Task details
Without the pictures, reproduce the records that follow exactly.

Material for this task
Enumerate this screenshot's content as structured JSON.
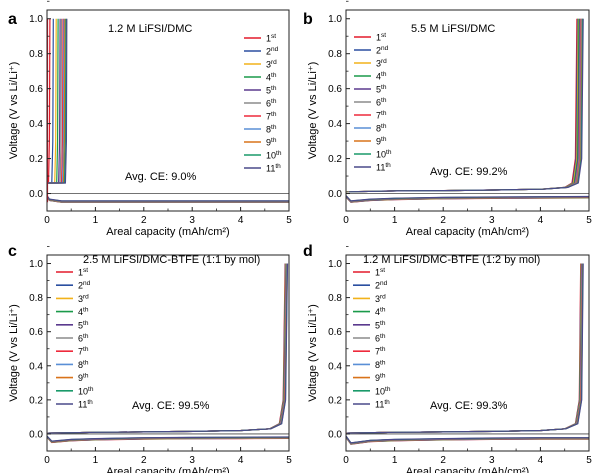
{
  "chart_data": [
    {
      "type": "line",
      "panel_label": "a",
      "annotation": "1.2 M LiFSI/DMC",
      "ce_text": "Avg. CE: 9.0%",
      "xlabel": "Areal capacity (mAh/cm²)",
      "ylabel": "Voltage (V vs Li/Li⁺)",
      "xlim": [
        0,
        5
      ],
      "ylim": [
        -0.1,
        1.05
      ],
      "xticks": [
        "0",
        "1",
        "2",
        "3",
        "4",
        "5"
      ],
      "yticks": [
        "0.0",
        "0.2",
        "0.4",
        "0.6",
        "0.8",
        "1.0"
      ],
      "legend_position": "right",
      "grid": false,
      "discharge_curve": [
        [
          0,
          -0.02
        ],
        [
          0.05,
          -0.04
        ],
        [
          0.3,
          -0.05
        ],
        [
          1,
          -0.05
        ],
        [
          2,
          -0.05
        ],
        [
          3,
          -0.05
        ],
        [
          4,
          -0.05
        ],
        [
          5,
          -0.05
        ]
      ],
      "plateau_voltage": 0.06,
      "plateau_end_capacities": [
        0.03,
        0.1,
        0.16,
        0.2,
        0.24,
        0.27,
        0.3,
        0.32,
        0.34,
        0.36,
        0.38
      ]
    },
    {
      "type": "line",
      "panel_label": "b",
      "annotation": "5.5 M LiFSI/DMC",
      "ce_text": "Avg. CE: 99.2%",
      "xlabel": "Areal capacity (mAh/cm²)",
      "ylabel": "Voltage (V vs Li/Li⁺)",
      "xlim": [
        0,
        5
      ],
      "ylim": [
        -0.1,
        1.05
      ],
      "xticks": [
        "0",
        "1",
        "2",
        "3",
        "4",
        "5"
      ],
      "yticks": [
        "0.0",
        "0.2",
        "0.4",
        "0.6",
        "0.8",
        "1.0"
      ],
      "legend_position": "top-left",
      "grid": false,
      "discharge_curve": [
        [
          0,
          -0.02
        ],
        [
          0.1,
          -0.05
        ],
        [
          0.5,
          -0.04
        ],
        [
          1,
          -0.035
        ],
        [
          2,
          -0.03
        ],
        [
          3,
          -0.028
        ],
        [
          4,
          -0.026
        ],
        [
          5,
          -0.025
        ]
      ],
      "charge_curve": [
        [
          0,
          0.01
        ],
        [
          1,
          0.015
        ],
        [
          2,
          0.017
        ],
        [
          3,
          0.02
        ],
        [
          4,
          0.025
        ],
        [
          4.5,
          0.035
        ],
        [
          4.65,
          0.06
        ],
        [
          4.72,
          0.2
        ],
        [
          4.75,
          1.0
        ]
      ],
      "charge_x_offsets": [
        0,
        0.015,
        0.03,
        0.045,
        0.06,
        0.075,
        0.09,
        0.1,
        0.11,
        0.12,
        0.13
      ]
    },
    {
      "type": "line",
      "panel_label": "c",
      "annotation": "2.5 M LiFSI/DMC-BTFE (1:1 by mol)",
      "ce_text": "Avg. CE: 99.5%",
      "xlabel": "Areal capacity (mAh/cm²)",
      "ylabel": "Voltage (V vs Li/Li⁺)",
      "xlim": [
        0,
        5
      ],
      "ylim": [
        -0.1,
        1.05
      ],
      "xticks": [
        "0",
        "1",
        "2",
        "3",
        "4",
        "5"
      ],
      "yticks": [
        "0.0",
        "0.2",
        "0.4",
        "0.6",
        "0.8",
        "1.0"
      ],
      "legend_position": "top-left",
      "grid": false,
      "discharge_curve": [
        [
          0,
          -0.02
        ],
        [
          0.1,
          -0.05
        ],
        [
          0.5,
          -0.04
        ],
        [
          1,
          -0.035
        ],
        [
          2,
          -0.03
        ],
        [
          3,
          -0.028
        ],
        [
          4,
          -0.027
        ],
        [
          5,
          -0.026
        ]
      ],
      "charge_curve": [
        [
          0,
          0.005
        ],
        [
          1,
          0.01
        ],
        [
          2,
          0.012
        ],
        [
          3,
          0.015
        ],
        [
          4,
          0.02
        ],
        [
          4.6,
          0.03
        ],
        [
          4.8,
          0.06
        ],
        [
          4.88,
          0.2
        ],
        [
          4.92,
          1.0
        ]
      ],
      "charge_x_offsets": [
        0,
        0.005,
        0.01,
        0.015,
        0.02,
        0.025,
        0.03,
        0.035,
        0.04,
        0.045,
        0.05
      ]
    },
    {
      "type": "line",
      "panel_label": "d",
      "annotation": "1.2 M LiFSI/DMC-BTFE (1:2 by mol)",
      "ce_text": "Avg. CE: 99.3%",
      "xlabel": "Areal capacity (mAh/cm²)",
      "ylabel": "Voltage (V vs Li/Li⁺)",
      "xlim": [
        0,
        5
      ],
      "ylim": [
        -0.1,
        1.05
      ],
      "xticks": [
        "0",
        "1",
        "2",
        "3",
        "4",
        "5"
      ],
      "yticks": [
        "0.0",
        "0.2",
        "0.4",
        "0.6",
        "0.8",
        "1.0"
      ],
      "legend_position": "top-left",
      "grid": false,
      "discharge_curve": [
        [
          0,
          -0.02
        ],
        [
          0.1,
          -0.06
        ],
        [
          0.5,
          -0.045
        ],
        [
          1,
          -0.04
        ],
        [
          2,
          -0.035
        ],
        [
          3,
          -0.032
        ],
        [
          4,
          -0.03
        ],
        [
          5,
          -0.03
        ]
      ],
      "charge_curve": [
        [
          0,
          0.005
        ],
        [
          1,
          0.01
        ],
        [
          2,
          0.012
        ],
        [
          3,
          0.015
        ],
        [
          4,
          0.02
        ],
        [
          4.5,
          0.03
        ],
        [
          4.72,
          0.06
        ],
        [
          4.8,
          0.2
        ],
        [
          4.83,
          1.0
        ]
      ],
      "charge_x_offsets": [
        0,
        0.005,
        0.01,
        0.015,
        0.02,
        0.025,
        0.03,
        0.035,
        0.04,
        0.045,
        0.05
      ]
    }
  ],
  "legend": {
    "series": [
      {
        "num": "1",
        "sup": "st",
        "color": "#e41a2c"
      },
      {
        "num": "2",
        "sup": "nd",
        "color": "#2b4fa0"
      },
      {
        "num": "3",
        "sup": "rd",
        "color": "#f2b21a"
      },
      {
        "num": "4",
        "sup": "th",
        "color": "#1a9a4a"
      },
      {
        "num": "5",
        "sup": "th",
        "color": "#5b3a8e"
      },
      {
        "num": "6",
        "sup": "th",
        "color": "#8c8c8c"
      },
      {
        "num": "7",
        "sup": "th",
        "color": "#ee2a3c"
      },
      {
        "num": "8",
        "sup": "th",
        "color": "#5a8fd6"
      },
      {
        "num": "9",
        "sup": "th",
        "color": "#d9731a"
      },
      {
        "num": "10",
        "sup": "th",
        "color": "#1a9a6a"
      },
      {
        "num": "11",
        "sup": "th",
        "color": "#4a4a8a"
      }
    ]
  }
}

Result of the task
Enumerate this screenshot's content as structured JSON.
{
  "chart_data": [
    {
      "type": "line",
      "panel_label": "a",
      "annotation": "1.2 M LiFSI/DMC",
      "ce_text": "Avg. CE: 9.0%",
      "xlabel": "Areal capacity (mAh/cm²)",
      "ylabel": "Voltage (V vs Li/Li⁺)",
      "xlim": [
        0,
        5
      ],
      "ylim": [
        -0.1,
        1.05
      ],
      "xticks": [
        "0",
        "1",
        "2",
        "3",
        "4",
        "5"
      ],
      "yticks": [
        "0.0",
        "0.2",
        "0.4",
        "0.6",
        "0.8",
        "1.0"
      ],
      "legend_position": "right",
      "grid": false,
      "discharge_curve": [
        [
          0,
          -0.02
        ],
        [
          0.05,
          -0.04
        ],
        [
          0.3,
          -0.05
        ],
        [
          1,
          -0.05
        ],
        [
          2,
          -0.05
        ],
        [
          3,
          -0.05
        ],
        [
          4,
          -0.05
        ],
        [
          5,
          -0.05
        ]
      ],
      "plateau_voltage": 0.06,
      "plateau_end_capacities": [
        0.03,
        0.1,
        0.16,
        0.2,
        0.24,
        0.27,
        0.3,
        0.32,
        0.34,
        0.36,
        0.38
      ]
    },
    {
      "type": "line",
      "panel_label": "b",
      "annotation": "5.5 M LiFSI/DMC",
      "ce_text": "Avg. CE: 99.2%",
      "xlabel": "Areal capacity (mAh/cm²)",
      "ylabel": "Voltage (V vs Li/Li⁺)",
      "xlim": [
        0,
        5
      ],
      "ylim": [
        -0.1,
        1.05
      ],
      "xticks": [
        "0",
        "1",
        "2",
        "3",
        "4",
        "5"
      ],
      "yticks": [
        "0.0",
        "0.2",
        "0.4",
        "0.6",
        "0.8",
        "1.0"
      ],
      "legend_position": "top-left",
      "grid": false,
      "discharge_curve": [
        [
          0,
          -0.02
        ],
        [
          0.1,
          -0.05
        ],
        [
          0.5,
          -0.04
        ],
        [
          1,
          -0.035
        ],
        [
          2,
          -0.03
        ],
        [
          3,
          -0.028
        ],
        [
          4,
          -0.026
        ],
        [
          5,
          -0.025
        ]
      ],
      "charge_curve": [
        [
          0,
          0.01
        ],
        [
          1,
          0.015
        ],
        [
          2,
          0.017
        ],
        [
          3,
          0.02
        ],
        [
          4,
          0.025
        ],
        [
          4.5,
          0.035
        ],
        [
          4.65,
          0.06
        ],
        [
          4.72,
          0.2
        ],
        [
          4.75,
          1.0
        ]
      ],
      "charge_x_offsets": [
        0,
        0.015,
        0.03,
        0.045,
        0.06,
        0.075,
        0.09,
        0.1,
        0.11,
        0.12,
        0.13
      ]
    },
    {
      "type": "line",
      "panel_label": "c",
      "annotation": "2.5 M LiFSI/DMC-BTFE (1:1 by mol)",
      "ce_text": "Avg. CE: 99.5%",
      "xlabel": "Areal capacity (mAh/cm²)",
      "ylabel": "Voltage (V vs Li/Li⁺)",
      "xlim": [
        0,
        5
      ],
      "ylim": [
        -0.1,
        1.05
      ],
      "xticks": [
        "0",
        "1",
        "2",
        "3",
        "4",
        "5"
      ],
      "yticks": [
        "0.0",
        "0.2",
        "0.4",
        "0.6",
        "0.8",
        "1.0"
      ],
      "legend_position": "top-left",
      "grid": false,
      "discharge_curve": [
        [
          0,
          -0.02
        ],
        [
          0.1,
          -0.05
        ],
        [
          0.5,
          -0.04
        ],
        [
          1,
          -0.035
        ],
        [
          2,
          -0.03
        ],
        [
          3,
          -0.028
        ],
        [
          4,
          -0.027
        ],
        [
          5,
          -0.026
        ]
      ],
      "charge_curve": [
        [
          0,
          0.005
        ],
        [
          1,
          0.01
        ],
        [
          2,
          0.012
        ],
        [
          3,
          0.015
        ],
        [
          4,
          0.02
        ],
        [
          4.6,
          0.03
        ],
        [
          4.8,
          0.06
        ],
        [
          4.88,
          0.2
        ],
        [
          4.92,
          1.0
        ]
      ],
      "charge_x_offsets": [
        0,
        0.005,
        0.01,
        0.015,
        0.02,
        0.025,
        0.03,
        0.035,
        0.04,
        0.045,
        0.05
      ]
    },
    {
      "type": "line",
      "panel_label": "d",
      "annotation": "1.2 M LiFSI/DMC-BTFE (1:2 by mol)",
      "ce_text": "Avg. CE: 99.3%",
      "xlabel": "Areal capacity (mAh/cm²)",
      "ylabel": "Voltage (V vs Li/Li⁺)",
      "xlim": [
        0,
        5
      ],
      "ylim": [
        -0.1,
        1.05
      ],
      "xticks": [
        "0",
        "1",
        "2",
        "3",
        "4",
        "5"
      ],
      "yticks": [
        "0.0",
        "0.2",
        "0.4",
        "0.6",
        "0.8",
        "1.0"
      ],
      "legend_position": "top-left",
      "grid": false,
      "discharge_curve": [
        [
          0,
          -0.02
        ],
        [
          0.1,
          -0.06
        ],
        [
          0.5,
          -0.045
        ],
        [
          1,
          -0.04
        ],
        [
          2,
          -0.035
        ],
        [
          3,
          -0.032
        ],
        [
          4,
          -0.03
        ],
        [
          5,
          -0.03
        ]
      ],
      "charge_curve": [
        [
          0,
          0.005
        ],
        [
          1,
          0.01
        ],
        [
          2,
          0.012
        ],
        [
          3,
          0.015
        ],
        [
          4,
          0.02
        ],
        [
          4.5,
          0.03
        ],
        [
          4.72,
          0.06
        ],
        [
          4.8,
          0.2
        ],
        [
          4.83,
          1.0
        ]
      ],
      "charge_x_offsets": [
        0,
        0.005,
        0.01,
        0.015,
        0.02,
        0.025,
        0.03,
        0.035,
        0.04,
        0.045,
        0.05
      ]
    }
  ],
  "legend": {
    "series": [
      {
        "num": "1",
        "sup": "st",
        "color": "#e41a2c"
      },
      {
        "num": "2",
        "sup": "nd",
        "color": "#2b4fa0"
      },
      {
        "num": "3",
        "sup": "rd",
        "color": "#f2b21a"
      },
      {
        "num": "4",
        "sup": "th",
        "color": "#1a9a4a"
      },
      {
        "num": "5",
        "sup": "th",
        "color": "#5b3a8e"
      },
      {
        "num": "6",
        "sup": "th",
        "color": "#8c8c8c"
      },
      {
        "num": "7",
        "sup": "th",
        "color": "#ee2a3c"
      },
      {
        "num": "8",
        "sup": "th",
        "color": "#5a8fd6"
      },
      {
        "num": "9",
        "sup": "th",
        "color": "#d9731a"
      },
      {
        "num": "10",
        "sup": "th",
        "color": "#1a9a6a"
      },
      {
        "num": "11",
        "sup": "th",
        "color": "#4a4a8a"
      }
    ]
  }
}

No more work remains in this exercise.